▸ Exercise:
Copy each line of the records that holds the string "What".

# The input start

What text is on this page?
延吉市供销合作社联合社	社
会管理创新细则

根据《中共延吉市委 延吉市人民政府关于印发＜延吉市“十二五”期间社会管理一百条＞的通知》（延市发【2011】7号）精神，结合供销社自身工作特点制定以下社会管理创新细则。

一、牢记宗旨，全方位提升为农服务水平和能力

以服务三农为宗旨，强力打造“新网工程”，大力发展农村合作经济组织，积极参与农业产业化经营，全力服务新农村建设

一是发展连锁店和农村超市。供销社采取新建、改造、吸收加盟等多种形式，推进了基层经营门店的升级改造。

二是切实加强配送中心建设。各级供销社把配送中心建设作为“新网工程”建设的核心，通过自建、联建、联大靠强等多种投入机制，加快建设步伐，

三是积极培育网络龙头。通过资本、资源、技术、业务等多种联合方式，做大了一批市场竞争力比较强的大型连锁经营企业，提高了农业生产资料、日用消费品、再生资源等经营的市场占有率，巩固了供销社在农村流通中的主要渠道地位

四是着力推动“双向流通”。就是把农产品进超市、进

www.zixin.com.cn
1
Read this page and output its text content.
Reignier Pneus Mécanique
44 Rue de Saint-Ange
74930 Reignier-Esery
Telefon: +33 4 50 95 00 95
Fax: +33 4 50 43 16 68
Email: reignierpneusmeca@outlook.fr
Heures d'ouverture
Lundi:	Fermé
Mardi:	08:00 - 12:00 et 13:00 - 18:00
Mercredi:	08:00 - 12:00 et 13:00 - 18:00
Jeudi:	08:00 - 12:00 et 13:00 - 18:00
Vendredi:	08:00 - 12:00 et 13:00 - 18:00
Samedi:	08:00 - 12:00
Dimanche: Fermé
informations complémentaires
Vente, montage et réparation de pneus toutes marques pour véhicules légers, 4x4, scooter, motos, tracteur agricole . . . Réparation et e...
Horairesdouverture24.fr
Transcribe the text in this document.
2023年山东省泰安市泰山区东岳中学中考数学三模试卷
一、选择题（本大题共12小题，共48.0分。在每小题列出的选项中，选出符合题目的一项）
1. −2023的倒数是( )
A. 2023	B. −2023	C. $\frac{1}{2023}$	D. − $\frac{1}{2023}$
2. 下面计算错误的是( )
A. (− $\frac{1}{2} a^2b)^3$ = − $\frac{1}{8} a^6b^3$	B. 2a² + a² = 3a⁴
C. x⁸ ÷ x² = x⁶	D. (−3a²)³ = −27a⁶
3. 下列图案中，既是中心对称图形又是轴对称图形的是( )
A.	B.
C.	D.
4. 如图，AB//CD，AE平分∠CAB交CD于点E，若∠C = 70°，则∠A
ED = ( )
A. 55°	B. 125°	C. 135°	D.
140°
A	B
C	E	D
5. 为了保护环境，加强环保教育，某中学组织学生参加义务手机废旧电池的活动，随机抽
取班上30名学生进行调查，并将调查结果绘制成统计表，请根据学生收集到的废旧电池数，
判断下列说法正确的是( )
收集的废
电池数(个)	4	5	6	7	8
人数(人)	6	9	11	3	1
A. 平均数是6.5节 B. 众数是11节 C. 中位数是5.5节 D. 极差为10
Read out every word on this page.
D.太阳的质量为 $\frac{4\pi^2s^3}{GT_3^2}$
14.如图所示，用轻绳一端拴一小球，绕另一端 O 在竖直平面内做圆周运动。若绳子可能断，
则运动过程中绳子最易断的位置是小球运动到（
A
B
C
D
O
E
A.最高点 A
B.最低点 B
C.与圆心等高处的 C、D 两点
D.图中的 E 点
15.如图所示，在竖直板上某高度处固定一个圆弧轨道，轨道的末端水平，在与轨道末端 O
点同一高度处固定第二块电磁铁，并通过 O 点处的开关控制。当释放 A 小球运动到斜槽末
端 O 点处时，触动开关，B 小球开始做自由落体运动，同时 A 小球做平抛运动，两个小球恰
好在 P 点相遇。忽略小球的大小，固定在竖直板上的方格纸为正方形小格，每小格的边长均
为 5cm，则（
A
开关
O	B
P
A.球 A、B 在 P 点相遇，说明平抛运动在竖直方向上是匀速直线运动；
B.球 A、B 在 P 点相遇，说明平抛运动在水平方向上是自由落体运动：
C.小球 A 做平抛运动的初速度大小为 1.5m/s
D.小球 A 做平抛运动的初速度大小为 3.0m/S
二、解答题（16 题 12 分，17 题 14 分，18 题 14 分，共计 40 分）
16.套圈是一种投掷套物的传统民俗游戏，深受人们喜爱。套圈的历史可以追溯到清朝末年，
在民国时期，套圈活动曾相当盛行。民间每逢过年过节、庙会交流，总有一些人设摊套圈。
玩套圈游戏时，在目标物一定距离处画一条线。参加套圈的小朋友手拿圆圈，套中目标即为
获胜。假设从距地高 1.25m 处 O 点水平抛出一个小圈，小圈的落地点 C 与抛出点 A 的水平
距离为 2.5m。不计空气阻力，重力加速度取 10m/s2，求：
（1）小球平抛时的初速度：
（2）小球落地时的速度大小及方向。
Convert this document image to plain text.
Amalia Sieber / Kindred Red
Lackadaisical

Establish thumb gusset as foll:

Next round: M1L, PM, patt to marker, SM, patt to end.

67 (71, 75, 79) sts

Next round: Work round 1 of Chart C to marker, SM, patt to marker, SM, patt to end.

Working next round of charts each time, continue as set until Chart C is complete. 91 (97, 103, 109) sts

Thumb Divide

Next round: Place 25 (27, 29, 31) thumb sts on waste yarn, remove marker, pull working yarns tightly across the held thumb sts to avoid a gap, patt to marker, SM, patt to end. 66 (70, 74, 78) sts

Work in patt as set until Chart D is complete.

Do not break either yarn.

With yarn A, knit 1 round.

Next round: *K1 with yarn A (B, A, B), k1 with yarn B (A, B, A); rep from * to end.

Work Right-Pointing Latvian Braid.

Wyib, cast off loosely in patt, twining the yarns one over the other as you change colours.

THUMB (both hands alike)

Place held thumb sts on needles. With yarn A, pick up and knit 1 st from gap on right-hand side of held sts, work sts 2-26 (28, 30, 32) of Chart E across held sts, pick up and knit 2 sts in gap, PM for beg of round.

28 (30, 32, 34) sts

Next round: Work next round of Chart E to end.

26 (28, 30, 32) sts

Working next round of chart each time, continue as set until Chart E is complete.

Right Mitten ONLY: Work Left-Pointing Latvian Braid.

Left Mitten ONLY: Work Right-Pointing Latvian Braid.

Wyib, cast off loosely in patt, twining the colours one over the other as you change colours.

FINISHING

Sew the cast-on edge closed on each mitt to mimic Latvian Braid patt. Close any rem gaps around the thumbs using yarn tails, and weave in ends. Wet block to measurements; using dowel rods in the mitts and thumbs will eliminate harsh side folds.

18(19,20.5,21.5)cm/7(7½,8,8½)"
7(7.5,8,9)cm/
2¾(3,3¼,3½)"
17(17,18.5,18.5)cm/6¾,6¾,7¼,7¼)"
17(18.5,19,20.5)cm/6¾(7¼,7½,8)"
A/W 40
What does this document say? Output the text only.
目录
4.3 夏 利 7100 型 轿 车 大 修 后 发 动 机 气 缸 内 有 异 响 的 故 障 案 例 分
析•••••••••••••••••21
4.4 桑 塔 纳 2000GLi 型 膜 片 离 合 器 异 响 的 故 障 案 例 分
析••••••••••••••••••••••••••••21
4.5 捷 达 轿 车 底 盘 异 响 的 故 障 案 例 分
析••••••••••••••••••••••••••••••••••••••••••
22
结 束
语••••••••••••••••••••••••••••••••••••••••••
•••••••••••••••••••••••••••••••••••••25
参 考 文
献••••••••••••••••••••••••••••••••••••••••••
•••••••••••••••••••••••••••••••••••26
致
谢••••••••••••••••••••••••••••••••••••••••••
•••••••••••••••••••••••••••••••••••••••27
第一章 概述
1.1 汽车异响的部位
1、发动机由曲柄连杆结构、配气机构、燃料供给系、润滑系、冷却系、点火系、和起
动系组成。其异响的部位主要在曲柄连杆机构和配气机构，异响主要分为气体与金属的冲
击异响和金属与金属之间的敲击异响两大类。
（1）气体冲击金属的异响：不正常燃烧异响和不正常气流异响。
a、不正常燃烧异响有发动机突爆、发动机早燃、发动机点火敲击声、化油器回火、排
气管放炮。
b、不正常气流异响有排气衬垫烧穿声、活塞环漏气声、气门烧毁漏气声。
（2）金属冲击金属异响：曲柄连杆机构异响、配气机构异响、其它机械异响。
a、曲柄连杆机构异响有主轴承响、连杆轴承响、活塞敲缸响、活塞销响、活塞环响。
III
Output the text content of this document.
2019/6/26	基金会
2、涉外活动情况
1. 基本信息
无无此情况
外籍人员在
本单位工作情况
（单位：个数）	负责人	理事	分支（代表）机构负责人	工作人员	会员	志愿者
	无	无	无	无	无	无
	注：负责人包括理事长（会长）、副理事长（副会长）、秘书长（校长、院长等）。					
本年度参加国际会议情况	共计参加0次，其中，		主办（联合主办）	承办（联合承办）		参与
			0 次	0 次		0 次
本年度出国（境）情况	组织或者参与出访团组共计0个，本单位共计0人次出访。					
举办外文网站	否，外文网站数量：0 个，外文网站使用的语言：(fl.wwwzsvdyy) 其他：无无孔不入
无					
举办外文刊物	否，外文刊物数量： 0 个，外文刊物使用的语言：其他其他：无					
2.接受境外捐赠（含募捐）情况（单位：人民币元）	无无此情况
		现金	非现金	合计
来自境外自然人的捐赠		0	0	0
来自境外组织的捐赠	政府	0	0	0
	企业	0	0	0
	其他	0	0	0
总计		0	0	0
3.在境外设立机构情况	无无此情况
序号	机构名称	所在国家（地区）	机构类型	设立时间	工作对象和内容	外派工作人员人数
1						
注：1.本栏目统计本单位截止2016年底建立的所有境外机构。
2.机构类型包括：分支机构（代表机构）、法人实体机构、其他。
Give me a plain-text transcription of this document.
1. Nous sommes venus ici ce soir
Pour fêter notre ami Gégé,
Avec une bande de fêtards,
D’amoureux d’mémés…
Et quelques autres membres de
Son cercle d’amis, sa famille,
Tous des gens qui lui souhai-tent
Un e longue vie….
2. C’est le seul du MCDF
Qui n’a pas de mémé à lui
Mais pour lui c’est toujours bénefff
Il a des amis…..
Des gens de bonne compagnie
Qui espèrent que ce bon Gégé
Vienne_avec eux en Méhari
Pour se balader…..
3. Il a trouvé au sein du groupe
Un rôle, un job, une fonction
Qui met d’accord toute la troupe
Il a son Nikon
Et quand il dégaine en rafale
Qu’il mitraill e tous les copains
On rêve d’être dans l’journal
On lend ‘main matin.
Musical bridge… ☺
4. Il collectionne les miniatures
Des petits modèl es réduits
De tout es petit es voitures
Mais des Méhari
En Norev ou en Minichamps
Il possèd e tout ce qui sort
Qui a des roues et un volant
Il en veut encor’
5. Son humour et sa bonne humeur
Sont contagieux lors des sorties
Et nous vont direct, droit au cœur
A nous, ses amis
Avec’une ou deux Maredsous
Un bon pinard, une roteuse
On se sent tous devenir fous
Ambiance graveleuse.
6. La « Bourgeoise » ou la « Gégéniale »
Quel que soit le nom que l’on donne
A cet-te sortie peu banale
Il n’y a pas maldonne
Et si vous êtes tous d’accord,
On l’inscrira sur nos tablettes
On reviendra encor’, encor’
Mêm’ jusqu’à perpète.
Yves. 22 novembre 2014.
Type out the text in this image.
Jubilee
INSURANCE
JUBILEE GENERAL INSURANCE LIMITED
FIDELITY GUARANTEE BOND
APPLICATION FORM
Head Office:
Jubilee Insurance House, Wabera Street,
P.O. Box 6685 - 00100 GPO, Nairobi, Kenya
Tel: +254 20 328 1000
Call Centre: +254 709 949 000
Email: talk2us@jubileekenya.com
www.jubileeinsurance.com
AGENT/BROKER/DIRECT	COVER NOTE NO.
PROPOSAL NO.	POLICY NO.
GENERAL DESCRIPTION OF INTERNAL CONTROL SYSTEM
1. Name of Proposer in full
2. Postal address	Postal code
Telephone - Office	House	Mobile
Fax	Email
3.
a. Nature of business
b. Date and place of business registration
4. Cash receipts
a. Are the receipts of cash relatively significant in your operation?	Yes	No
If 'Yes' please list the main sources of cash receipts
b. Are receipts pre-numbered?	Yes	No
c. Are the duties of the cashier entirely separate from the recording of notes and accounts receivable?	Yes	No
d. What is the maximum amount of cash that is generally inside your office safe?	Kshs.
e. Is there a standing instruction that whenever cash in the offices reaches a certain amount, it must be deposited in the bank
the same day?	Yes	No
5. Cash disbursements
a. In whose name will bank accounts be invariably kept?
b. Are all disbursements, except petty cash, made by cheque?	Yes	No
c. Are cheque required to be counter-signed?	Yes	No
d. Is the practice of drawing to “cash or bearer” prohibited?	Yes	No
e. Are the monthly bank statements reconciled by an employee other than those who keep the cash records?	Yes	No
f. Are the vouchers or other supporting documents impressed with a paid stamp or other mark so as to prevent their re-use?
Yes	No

# The input end

▸ Correct result:
What text is on this page?
What does this document say? Output the text only.
d. What is the maximum amount of cash that is generally inside your office safe?	Kshs.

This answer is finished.